DATASET>

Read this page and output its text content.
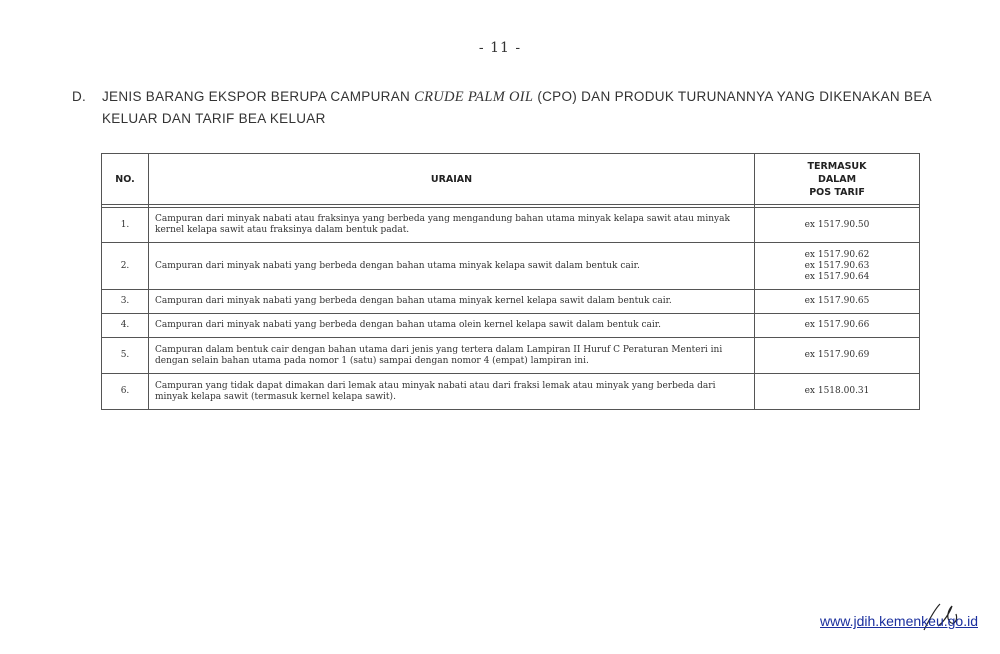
- 11 -
D.	JENIS BARANG EKSPOR BERUPA CAMPURAN CRUDE PALM OIL (CPO) DAN PRODUK TURUNANNYA YANG DIKENAKAN BEA KELUAR DAN TARIF BEA KELUAR
NO.	URAIAN	TERMASUK
DALAM
POS TARIF

1.	Campuran dari minyak nabati atau fraksinya yang berbeda yang mengandung bahan utama minyak kelapa sawit atau minyak kernel kelapa sawit atau fraksinya dalam bentuk padat.	ex 1517.90.50
2.	Campuran dari minyak nabati yang berbeda dengan bahan utama minyak kelapa sawit dalam bentuk cair.	ex 1517.90.62
ex 1517.90.63
ex 1517.90.64
3.	Campuran dari minyak nabati yang berbeda dengan bahan utama minyak kernel kelapa sawit dalam bentuk cair.	ex 1517.90.65
4.	Campuran dari minyak nabati yang berbeda dengan bahan utama olein kernel kelapa sawit dalam bentuk cair.	ex 1517.90.66
5.	Campuran dalam bentuk cair dengan bahan utama dari jenis yang tertera dalam Lampiran II Huruf C Peraturan Menteri ini dengan selain bahan utama pada nomor 1 (satu) sampai dengan nomor 4 (empat) lampiran ini.	ex 1517.90.69
6.	Campuran yang tidak dapat dimakan dari lemak atau minyak nabati atau dari fraksi lemak atau minyak yang berbeda dari minyak kelapa sawit (termasuk kernel kelapa sawit).	ex 1518.00.31
www.jdih.kemenkeu.go.id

EXERCISE REQUIREMENTS> Work through the records line by line and tally those with the word "kernel". Report only the total.

WRITTEN ANSWER> 4